*** RAW RECORDS

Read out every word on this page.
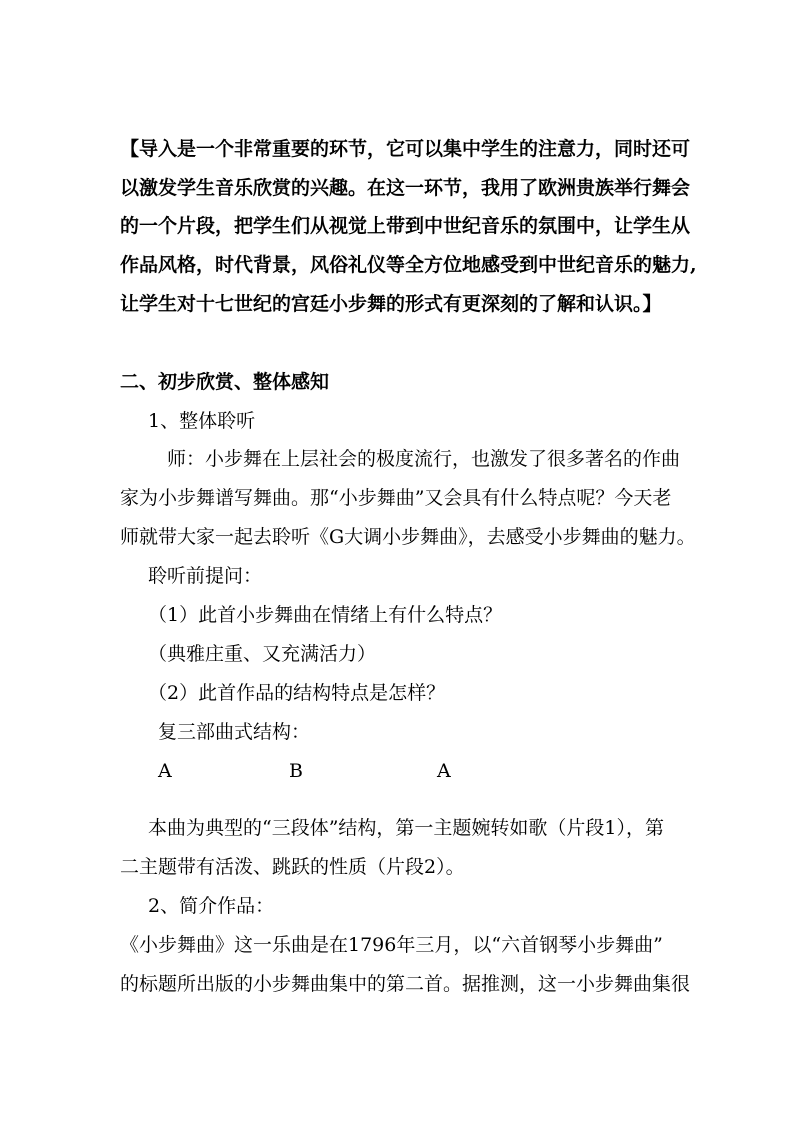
【导入是一个非常重要的环节，它可以集中学生的注意力，同时还可
以激发学生音乐欣赏的兴趣。在这一环节，我用了欧洲贵族举行舞会
的一个片段，把学生们从视觉上带到中世纪音乐的氛围中，让学生从
作品风格，时代背景，风俗礼仪等全方位地感受到中世纪音乐的魅力,
让学生对十七世纪的宫廷小步舞的形式有更深刻的了解和认识。】
二、初步欣赏、整体感知
1、整体聆听
师：小步舞在上层社会的极度流行，也激发了很多著名的作曲
家为小步舞谱写舞曲。那“小步舞曲”又会具有什么特点呢？今天老
师就带大家一起去聆听《G大调小步舞曲》，去感受小步舞曲的魅力。
聆听前提问：
（1）此首小步舞曲在情绪上有什么特点？
（典雅庄重、又充满活力）
（2）此首作品的结构特点是怎样？
复三部曲式结构：
A	B	A
本曲为典型的“三段体”结构，第一主题婉转如歌（片段1），第
二主题带有活泼、跳跃的性质（片段2）。
2、简介作品：
《小步舞曲》这一乐曲是在1796年三月，以“六首钢琴小步舞曲”
的标题所出版的小步舞曲集中的第二首。据推测，这一小步舞曲集很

******

▸ WRITTEN PROBLEM: Repeat the records in full, exactly as they appear, without the pictures.

▸ SOLUTION TO THE EXERCISE:
Read out every word on this page.
【导入是一个非常重要的环节，它可以集中学生的注意力，同时还可
以激发学生音乐欣赏的兴趣。在这一环节，我用了欧洲贵族举行舞会
的一个片段，把学生们从视觉上带到中世纪音乐的氛围中，让学生从
作品风格，时代背景，风俗礼仪等全方位地感受到中世纪音乐的魅力,
让学生对十七世纪的宫廷小步舞的形式有更深刻的了解和认识。】
二、初步欣赏、整体感知
1、整体聆听
师：小步舞在上层社会的极度流行，也激发了很多著名的作曲
家为小步舞谱写舞曲。那“小步舞曲”又会具有什么特点呢？今天老
师就带大家一起去聆听《G大调小步舞曲》，去感受小步舞曲的魅力。
聆听前提问：
（1）此首小步舞曲在情绪上有什么特点？
（典雅庄重、又充满活力）
（2）此首作品的结构特点是怎样？
复三部曲式结构：
A	B	A
本曲为典型的“三段体”结构，第一主题婉转如歌（片段1），第
二主题带有活泼、跳跃的性质（片段2）。
2、简介作品：
《小步舞曲》这一乐曲是在1796年三月，以“六首钢琴小步舞曲”
的标题所出版的小步舞曲集中的第二首。据推测，这一小步舞曲集很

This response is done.